Data for this task

BEGIN

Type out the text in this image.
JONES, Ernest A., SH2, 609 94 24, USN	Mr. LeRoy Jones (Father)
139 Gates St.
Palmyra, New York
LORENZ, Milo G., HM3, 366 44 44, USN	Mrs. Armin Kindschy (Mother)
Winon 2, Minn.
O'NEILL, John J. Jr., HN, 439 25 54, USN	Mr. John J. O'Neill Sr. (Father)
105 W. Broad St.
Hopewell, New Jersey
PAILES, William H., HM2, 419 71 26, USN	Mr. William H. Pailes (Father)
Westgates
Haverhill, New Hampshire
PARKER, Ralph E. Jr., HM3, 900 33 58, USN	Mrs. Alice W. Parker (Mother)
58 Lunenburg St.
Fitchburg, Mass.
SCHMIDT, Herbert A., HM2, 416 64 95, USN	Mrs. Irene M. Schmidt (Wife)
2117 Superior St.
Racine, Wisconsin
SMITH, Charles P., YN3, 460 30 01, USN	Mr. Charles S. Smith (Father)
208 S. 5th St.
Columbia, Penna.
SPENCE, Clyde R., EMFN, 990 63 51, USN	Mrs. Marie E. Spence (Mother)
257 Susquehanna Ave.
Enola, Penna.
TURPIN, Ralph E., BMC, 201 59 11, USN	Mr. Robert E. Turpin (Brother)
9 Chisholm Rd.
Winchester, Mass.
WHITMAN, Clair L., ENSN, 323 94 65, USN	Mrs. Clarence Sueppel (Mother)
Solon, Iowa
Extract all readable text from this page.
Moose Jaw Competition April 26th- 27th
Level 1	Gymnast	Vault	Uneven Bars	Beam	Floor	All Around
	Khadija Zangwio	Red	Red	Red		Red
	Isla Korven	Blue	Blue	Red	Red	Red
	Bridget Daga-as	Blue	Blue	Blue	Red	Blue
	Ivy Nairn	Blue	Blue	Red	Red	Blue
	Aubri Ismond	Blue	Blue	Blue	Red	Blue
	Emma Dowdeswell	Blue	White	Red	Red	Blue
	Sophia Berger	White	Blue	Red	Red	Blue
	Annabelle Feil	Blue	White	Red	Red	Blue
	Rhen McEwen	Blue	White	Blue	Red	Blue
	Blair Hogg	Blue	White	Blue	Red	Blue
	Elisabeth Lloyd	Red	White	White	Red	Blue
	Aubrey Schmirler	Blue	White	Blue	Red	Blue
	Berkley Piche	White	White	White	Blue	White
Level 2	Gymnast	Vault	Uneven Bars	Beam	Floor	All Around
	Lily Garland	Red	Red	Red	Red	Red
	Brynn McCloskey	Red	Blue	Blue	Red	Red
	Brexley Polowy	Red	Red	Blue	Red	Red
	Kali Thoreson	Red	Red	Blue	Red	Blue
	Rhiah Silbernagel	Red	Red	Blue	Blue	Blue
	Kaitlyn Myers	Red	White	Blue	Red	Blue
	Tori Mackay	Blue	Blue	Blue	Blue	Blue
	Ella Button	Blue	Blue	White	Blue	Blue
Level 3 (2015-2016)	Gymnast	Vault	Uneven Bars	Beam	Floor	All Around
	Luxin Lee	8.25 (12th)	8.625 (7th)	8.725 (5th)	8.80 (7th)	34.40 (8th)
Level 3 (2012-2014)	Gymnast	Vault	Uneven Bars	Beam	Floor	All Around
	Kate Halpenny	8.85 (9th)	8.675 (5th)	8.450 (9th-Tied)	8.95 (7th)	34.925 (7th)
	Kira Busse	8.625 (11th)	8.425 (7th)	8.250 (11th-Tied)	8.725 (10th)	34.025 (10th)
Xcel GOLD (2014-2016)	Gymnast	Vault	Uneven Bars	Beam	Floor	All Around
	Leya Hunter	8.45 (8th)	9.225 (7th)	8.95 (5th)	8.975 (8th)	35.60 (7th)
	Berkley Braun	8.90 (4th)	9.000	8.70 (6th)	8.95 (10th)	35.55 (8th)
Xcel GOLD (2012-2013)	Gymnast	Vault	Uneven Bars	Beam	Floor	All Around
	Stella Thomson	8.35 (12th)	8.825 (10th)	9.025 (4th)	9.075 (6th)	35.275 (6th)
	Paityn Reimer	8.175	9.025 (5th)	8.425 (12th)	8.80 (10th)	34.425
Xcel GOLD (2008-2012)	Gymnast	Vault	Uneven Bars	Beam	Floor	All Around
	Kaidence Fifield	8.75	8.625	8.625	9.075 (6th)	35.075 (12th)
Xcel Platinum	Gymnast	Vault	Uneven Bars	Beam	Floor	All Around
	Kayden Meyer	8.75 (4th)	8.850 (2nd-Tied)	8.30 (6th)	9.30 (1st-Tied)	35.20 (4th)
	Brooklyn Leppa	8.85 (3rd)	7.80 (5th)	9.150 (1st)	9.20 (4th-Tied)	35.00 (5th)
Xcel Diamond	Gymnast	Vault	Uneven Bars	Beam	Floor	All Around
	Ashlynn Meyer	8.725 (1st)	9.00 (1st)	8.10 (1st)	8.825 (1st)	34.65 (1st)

END

Directive
Copy out all lines where the word "Tied" appears.

Correct result
	Kate Halpenny	8.85 (9th)	8.675 (5th)	8.450 (9th-Tied)	8.95 (7th)	34.925 (7th)
	Kira Busse	8.625 (11th)	8.425 (7th)	8.250 (11th-Tied)	8.725 (10th)	34.025 (10th)
	Kayden Meyer	8.75 (4th)	8.850 (2nd-Tied)	8.30 (6th)	9.30 (1st-Tied)	35.20 (4th)
	Brooklyn Leppa	8.85 (3rd)	7.80 (5th)	9.150 (1st)	9.20 (4th-Tied)	35.00 (5th)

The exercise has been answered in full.